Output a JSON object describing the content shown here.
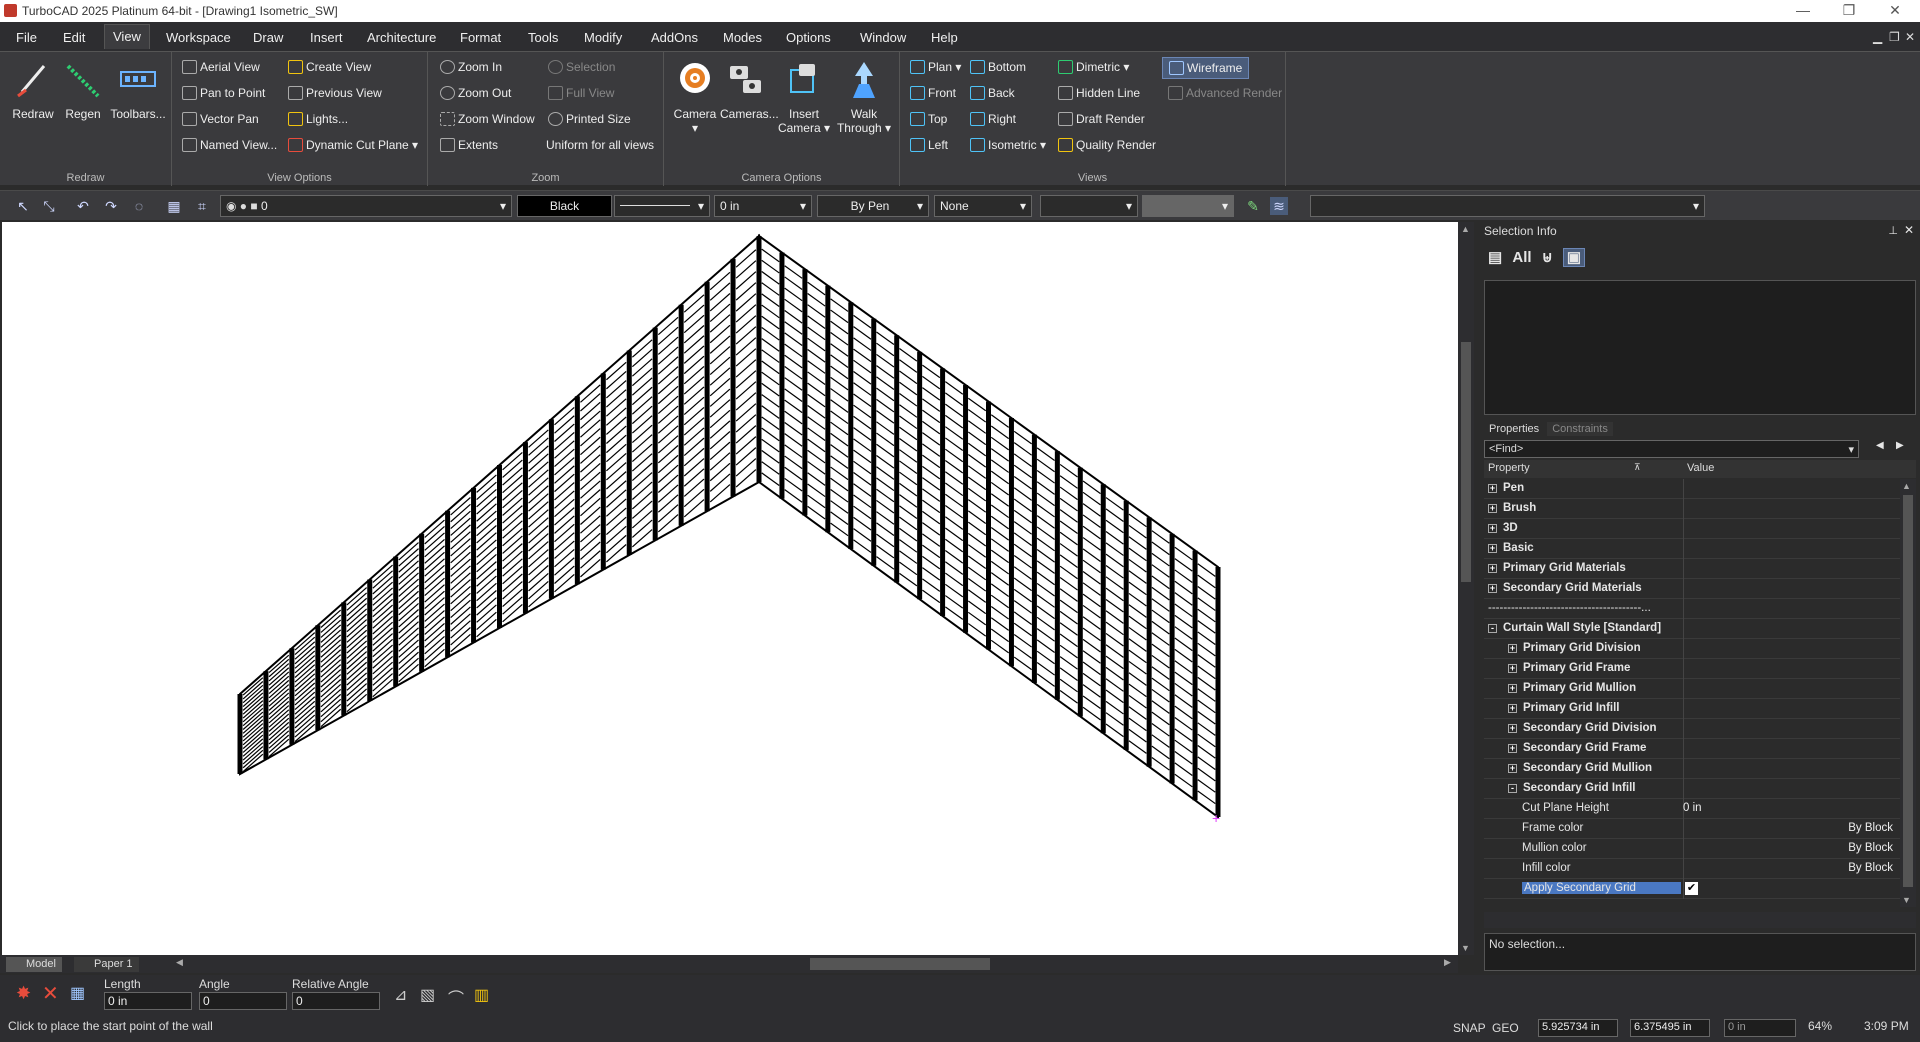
{
  "window": {
    "title": "TurboCAD 2025 Platinum 64-bit - [Drawing1 Isometric_SW]"
  },
  "menu": [
    "File",
    "Edit",
    "View",
    "Workspace",
    "Draw",
    "Insert",
    "Architecture",
    "Format",
    "Tools",
    "Modify",
    "AddOns",
    "Modes",
    "Options",
    "Window",
    "Help"
  ],
  "ribbon": {
    "redraw": {
      "redraw": "Redraw",
      "regen": "Regen",
      "toolbars": "Toolbars...",
      "label": "Redraw"
    },
    "view_options": {
      "aerial": "Aerial View",
      "pan_point": "Pan to Point",
      "vector_pan": "Vector Pan",
      "named_view": "Named View...",
      "create_view": "Create View",
      "previous_view": "Previous View",
      "lights": "Lights...",
      "cut_plane": "Dynamic Cut Plane",
      "label": "View Options"
    },
    "zoom": {
      "zoom_in": "Zoom In",
      "zoom_out": "Zoom Out",
      "zoom_window": "Zoom Window",
      "extents": "Extents",
      "selection": "Selection",
      "full_view": "Full View",
      "printed_size": "Printed Size",
      "uniform": "Uniform for all views",
      "label": "Zoom"
    },
    "camera": {
      "camera": "Camera",
      "cameras": "Cameras...",
      "insert_camera_1": "Insert",
      "insert_camera_2": "Camera",
      "walk_1": "Walk",
      "walk_2": "Through",
      "label": "Camera Options"
    },
    "views": {
      "plan": "Plan",
      "front": "Front",
      "top": "Top",
      "left": "Left",
      "bottom": "Bottom",
      "back": "Back",
      "right": "Right",
      "isometric": "Isometric",
      "dimetric": "Dimetric",
      "hidden_line": "Hidden Line",
      "draft_render": "Draft Render",
      "quality_render": "Quality Render",
      "wireframe": "Wireframe",
      "advanced_render": "Advanced Render",
      "label": "Views"
    }
  },
  "toolbar": {
    "layer": "0",
    "color": "Black",
    "width": "0 in",
    "pen": "By Pen",
    "none": "None"
  },
  "tabs": {
    "model": "Model",
    "paper": "Paper 1"
  },
  "panel": {
    "title": "Selection Info",
    "all": "All",
    "tab_properties": "Properties",
    "tab_constraints": "Constraints",
    "find": "<Find>",
    "col_property": "Property",
    "col_value": "Value",
    "rows": [
      {
        "k": "Pen",
        "v": "",
        "lvl": 0,
        "exp": "+"
      },
      {
        "k": "Brush",
        "v": "",
        "lvl": 0,
        "exp": "+"
      },
      {
        "k": "3D",
        "v": "",
        "lvl": 0,
        "exp": "+"
      },
      {
        "k": "Basic",
        "v": "",
        "lvl": 0,
        "exp": "+"
      },
      {
        "k": "Primary Grid Materials",
        "v": "",
        "lvl": 0,
        "exp": "+"
      },
      {
        "k": "Secondary Grid Materials",
        "v": "",
        "lvl": 0,
        "exp": "+"
      },
      {
        "k": "----------------------------------------...",
        "v": "",
        "lvl": 0,
        "exp": ""
      },
      {
        "k": "Curtain Wall Style [Standard]",
        "v": "",
        "lvl": 0,
        "exp": "-"
      },
      {
        "k": "Primary Grid Division",
        "v": "",
        "lvl": 1,
        "exp": "+"
      },
      {
        "k": "Primary Grid Frame",
        "v": "",
        "lvl": 1,
        "exp": "+"
      },
      {
        "k": "Primary Grid Mullion",
        "v": "",
        "lvl": 1,
        "exp": "+"
      },
      {
        "k": "Primary Grid Infill",
        "v": "",
        "lvl": 1,
        "exp": "+"
      },
      {
        "k": "Secondary Grid Division",
        "v": "",
        "lvl": 1,
        "exp": "+"
      },
      {
        "k": "Secondary Grid Frame",
        "v": "",
        "lvl": 1,
        "exp": "+"
      },
      {
        "k": "Secondary Grid Mullion",
        "v": "",
        "lvl": 1,
        "exp": "+"
      },
      {
        "k": "Secondary Grid Infill",
        "v": "",
        "lvl": 1,
        "exp": "-"
      },
      {
        "k": "Cut Plane Height",
        "v": "0 in",
        "lvl": 2,
        "exp": ""
      },
      {
        "k": "Frame color",
        "v": "By Block",
        "lvl": 2,
        "exp": ""
      },
      {
        "k": "Mullion color",
        "v": "By Block",
        "lvl": 2,
        "exp": ""
      },
      {
        "k": "Infill color",
        "v": "By Block",
        "lvl": 2,
        "exp": ""
      },
      {
        "k": "Apply Secondary Grid",
        "v": "",
        "lvl": 2,
        "exp": ""
      }
    ],
    "no_selection": "No selection..."
  },
  "inspector": {
    "length_label": "Length",
    "length": "0 in",
    "angle_label": "Angle",
    "angle": "0",
    "rel_angle_label": "Relative Angle",
    "rel_angle": "0"
  },
  "status": {
    "prompt": "Click to place the start point of the wall",
    "snap": "SNAP",
    "geo": "GEO",
    "x": "5.925734 in",
    "y": "6.375495 in",
    "z": "0 in",
    "zoom": "64%",
    "time": "3:09 PM"
  }
}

============================================================

■ **Set problem**
Above are lines of data; state how many of them contain the word "Materials", with no other output.

■ **Task output**
2